Lines of data ::
"""
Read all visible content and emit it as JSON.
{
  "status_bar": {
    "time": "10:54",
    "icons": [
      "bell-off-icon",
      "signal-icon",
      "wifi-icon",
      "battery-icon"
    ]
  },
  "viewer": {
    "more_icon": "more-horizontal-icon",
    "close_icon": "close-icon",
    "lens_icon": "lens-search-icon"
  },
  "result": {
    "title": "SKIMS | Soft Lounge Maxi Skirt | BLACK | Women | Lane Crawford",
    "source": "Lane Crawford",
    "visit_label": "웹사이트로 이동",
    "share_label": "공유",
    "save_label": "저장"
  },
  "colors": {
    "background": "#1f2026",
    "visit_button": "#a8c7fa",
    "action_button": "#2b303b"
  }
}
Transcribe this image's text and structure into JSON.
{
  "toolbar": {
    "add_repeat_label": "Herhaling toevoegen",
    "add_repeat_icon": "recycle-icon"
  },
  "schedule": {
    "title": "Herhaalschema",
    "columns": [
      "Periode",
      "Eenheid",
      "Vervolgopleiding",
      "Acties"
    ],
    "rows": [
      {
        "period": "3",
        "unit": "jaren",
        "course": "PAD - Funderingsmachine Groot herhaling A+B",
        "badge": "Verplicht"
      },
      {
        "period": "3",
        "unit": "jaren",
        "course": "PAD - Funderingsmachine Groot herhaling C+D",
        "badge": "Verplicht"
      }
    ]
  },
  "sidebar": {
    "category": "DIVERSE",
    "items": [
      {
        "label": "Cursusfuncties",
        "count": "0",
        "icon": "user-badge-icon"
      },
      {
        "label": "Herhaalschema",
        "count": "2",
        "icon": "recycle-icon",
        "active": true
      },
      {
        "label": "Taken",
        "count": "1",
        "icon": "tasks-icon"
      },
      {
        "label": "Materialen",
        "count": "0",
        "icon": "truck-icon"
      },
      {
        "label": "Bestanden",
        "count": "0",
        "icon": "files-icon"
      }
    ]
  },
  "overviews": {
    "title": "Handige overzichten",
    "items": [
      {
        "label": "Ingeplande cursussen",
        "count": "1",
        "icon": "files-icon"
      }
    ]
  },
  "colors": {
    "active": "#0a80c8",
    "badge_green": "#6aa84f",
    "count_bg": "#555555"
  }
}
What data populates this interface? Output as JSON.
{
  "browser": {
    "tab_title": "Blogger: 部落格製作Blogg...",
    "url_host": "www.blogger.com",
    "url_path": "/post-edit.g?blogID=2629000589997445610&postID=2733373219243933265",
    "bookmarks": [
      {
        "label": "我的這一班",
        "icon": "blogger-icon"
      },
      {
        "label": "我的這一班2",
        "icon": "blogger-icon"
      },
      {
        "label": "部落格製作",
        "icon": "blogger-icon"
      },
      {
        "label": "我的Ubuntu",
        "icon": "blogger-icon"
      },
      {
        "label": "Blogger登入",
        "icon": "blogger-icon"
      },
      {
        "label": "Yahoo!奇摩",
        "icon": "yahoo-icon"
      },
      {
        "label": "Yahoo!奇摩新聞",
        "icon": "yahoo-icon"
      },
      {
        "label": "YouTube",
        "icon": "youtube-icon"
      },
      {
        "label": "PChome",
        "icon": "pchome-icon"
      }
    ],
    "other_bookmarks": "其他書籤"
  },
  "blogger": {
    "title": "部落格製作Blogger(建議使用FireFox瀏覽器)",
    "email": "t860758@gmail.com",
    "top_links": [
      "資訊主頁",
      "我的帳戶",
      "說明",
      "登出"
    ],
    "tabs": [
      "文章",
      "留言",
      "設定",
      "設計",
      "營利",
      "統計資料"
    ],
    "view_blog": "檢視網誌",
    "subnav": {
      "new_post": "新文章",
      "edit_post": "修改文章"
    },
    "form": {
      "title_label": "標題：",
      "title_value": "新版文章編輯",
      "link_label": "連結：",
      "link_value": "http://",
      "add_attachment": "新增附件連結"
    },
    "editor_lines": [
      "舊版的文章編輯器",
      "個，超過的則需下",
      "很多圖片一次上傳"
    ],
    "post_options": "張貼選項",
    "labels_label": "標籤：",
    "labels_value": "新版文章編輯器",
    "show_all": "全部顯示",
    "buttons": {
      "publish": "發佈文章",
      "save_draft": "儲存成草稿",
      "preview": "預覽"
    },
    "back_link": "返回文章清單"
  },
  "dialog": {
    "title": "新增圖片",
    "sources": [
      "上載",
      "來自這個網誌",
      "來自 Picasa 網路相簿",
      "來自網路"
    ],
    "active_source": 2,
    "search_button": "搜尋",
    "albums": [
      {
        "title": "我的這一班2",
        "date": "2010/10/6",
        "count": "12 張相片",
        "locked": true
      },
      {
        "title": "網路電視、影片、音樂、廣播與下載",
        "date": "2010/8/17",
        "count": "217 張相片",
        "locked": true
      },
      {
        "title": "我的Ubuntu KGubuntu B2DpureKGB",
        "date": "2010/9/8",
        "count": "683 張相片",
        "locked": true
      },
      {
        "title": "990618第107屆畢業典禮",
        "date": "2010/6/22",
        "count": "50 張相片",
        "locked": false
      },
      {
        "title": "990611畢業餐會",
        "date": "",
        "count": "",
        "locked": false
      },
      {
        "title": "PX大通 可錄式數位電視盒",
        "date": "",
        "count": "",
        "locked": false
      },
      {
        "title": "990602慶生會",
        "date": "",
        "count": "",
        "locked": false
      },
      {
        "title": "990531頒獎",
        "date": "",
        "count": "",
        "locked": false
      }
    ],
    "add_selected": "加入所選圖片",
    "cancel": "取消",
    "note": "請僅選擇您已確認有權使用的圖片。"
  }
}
"""
Aim of the task :: Give back the whole listing, word for word.

Written response ::
Read all visible content and emit it as JSON.
{
  "status_bar": {
    "time": "10:54",
    "icons": [
      "bell-off-icon",
      "signal-icon",
      "wifi-icon",
      "battery-icon"
    ]
  },
  "viewer": {
    "more_icon": "more-horizontal-icon",
    "close_icon": "close-icon",
    "lens_icon": "lens-search-icon"
  },
  "result": {
    "title": "SKIMS | Soft Lounge Maxi Skirt | BLACK | Women | Lane Crawford",
    "source": "Lane Crawford",
    "visit_label": "웹사이트로 이동",
    "share_label": "공유",
    "save_label": "저장"
  },
  "colors": {
    "background": "#1f2026",
    "visit_button": "#a8c7fa",
    "action_button": "#2b303b"
  }
}
Transcribe this image's text and structure into JSON.
{
  "toolbar": {
    "add_repeat_label": "Herhaling toevoegen",
    "add_repeat_icon": "recycle-icon"
  },
  "schedule": {
    "title": "Herhaalschema",
    "columns": [
      "Periode",
      "Eenheid",
      "Vervolgopleiding",
      "Acties"
    ],
    "rows": [
      {
        "period": "3",
        "unit": "jaren",
        "course": "PAD - Funderingsmachine Groot herhaling A+B",
        "badge": "Verplicht"
      },
      {
        "period": "3",
        "unit": "jaren",
        "course": "PAD - Funderingsmachine Groot herhaling C+D",
        "badge": "Verplicht"
      }
    ]
  },
  "sidebar": {
    "category": "DIVERSE",
    "items": [
      {
        "label": "Cursusfuncties",
        "count": "0",
        "icon": "user-badge-icon"
      },
      {
        "label": "Herhaalschema",
        "count": "2",
        "icon": "recycle-icon",
        "active": true
      },
      {
        "label": "Taken",
        "count": "1",
        "icon": "tasks-icon"
      },
      {
        "label": "Materialen",
        "count": "0",
        "icon": "truck-icon"
      },
      {
        "label": "Bestanden",
        "count": "0",
        "icon": "files-icon"
      }
    ]
  },
  "overviews": {
    "title": "Handige overzichten",
    "items": [
      {
        "label": "Ingeplande cursussen",
        "count": "1",
        "icon": "files-icon"
      }
    ]
  },
  "colors": {
    "active": "#0a80c8",
    "badge_green": "#6aa84f",
    "count_bg": "#555555"
  }
}
What data populates this interface? Output as JSON.
{
  "browser": {
    "tab_title": "Blogger: 部落格製作Blogg...",
    "url_host": "www.blogger.com",
    "url_path": "/post-edit.g?blogID=2629000589997445610&postID=2733373219243933265",
    "bookmarks": [
      {
        "label": "我的這一班",
        "icon": "blogger-icon"
      },
      {
        "label": "我的這一班2",
        "icon": "blogger-icon"
      },
      {
        "label": "部落格製作",
        "icon": "blogger-icon"
      },
      {
        "label": "我的Ubuntu",
        "icon": "blogger-icon"
      },
      {
        "label": "Blogger登入",
        "icon": "blogger-icon"
      },
      {
        "label": "Yahoo!奇摩",
        "icon": "yahoo-icon"
      },
      {
        "label": "Yahoo!奇摩新聞",
        "icon": "yahoo-icon"
      },
      {
        "label": "YouTube",
        "icon": "youtube-icon"
      },
      {
        "label": "PChome",
        "icon": "pchome-icon"
      }
    ],
    "other_bookmarks": "其他書籤"
  },
  "blogger": {
    "title": "部落格製作Blogger(建議使用FireFox瀏覽器)",
    "email": "t860758@gmail.com",
    "top_links": [
      "資訊主頁",
      "我的帳戶",
      "說明",
      "登出"
    ],
    "tabs": [
      "文章",
      "留言",
      "設定",
      "設計",
      "營利",
      "統計資料"
    ],
    "view_blog": "檢視網誌",
    "subnav": {
      "new_post": "新文章",
      "edit_post": "修改文章"
    },
    "form": {
      "title_label": "標題：",
      "title_value": "新版文章編輯",
      "link_label": "連結：",
      "link_value": "http://",
      "add_attachment": "新增附件連結"
    },
    "editor_lines": [
      "舊版的文章編輯器",
      "個，超過的則需下",
      "很多圖片一次上傳"
    ],
    "post_options": "張貼選項",
    "labels_label": "標籤：",
    "labels_value": "新版文章編輯器",
    "show_all": "全部顯示",
    "buttons": {
      "publish": "發佈文章",
      "save_draft": "儲存成草稿",
      "preview": "預覽"
    },
    "back_link": "返回文章清單"
  },
  "dialog": {
    "title": "新增圖片",
    "sources": [
      "上載",
      "來自這個網誌",
      "來自 Picasa 網路相簿",
      "來自網路"
    ],
    "active_source": 2,
    "search_button": "搜尋",
    "albums": [
      {
        "title": "我的這一班2",
        "date": "2010/10/6",
        "count": "12 張相片",
        "locked": true
      },
      {
        "title": "網路電視、影片、音樂、廣播與下載",
        "date": "2010/8/17",
        "count": "217 張相片",
        "locked": true
      },
      {
        "title": "我的Ubuntu KGubuntu B2DpureKGB",
        "date": "2010/9/8",
        "count": "683 張相片",
        "locked": true
      },
      {
        "title": "990618第107屆畢業典禮",
        "date": "2010/6/22",
        "count": "50 張相片",
        "locked": false
      },
      {
        "title": "990611畢業餐會",
        "date": "",
        "count": "",
        "locked": false
      },
      {
        "title": "PX大通 可錄式數位電視盒",
        "date": "",
        "count": "",
        "locked": false
      },
      {
        "title": "990602慶生會",
        "date": "",
        "count": "",
        "locked": false
      },
      {
        "title": "990531頒獎",
        "date": "",
        "count": "",
        "locked": false
      }
    ],
    "add_selected": "加入所選圖片",
    "cancel": "取消",
    "note": "請僅選擇您已確認有權使用的圖片。"
  }
}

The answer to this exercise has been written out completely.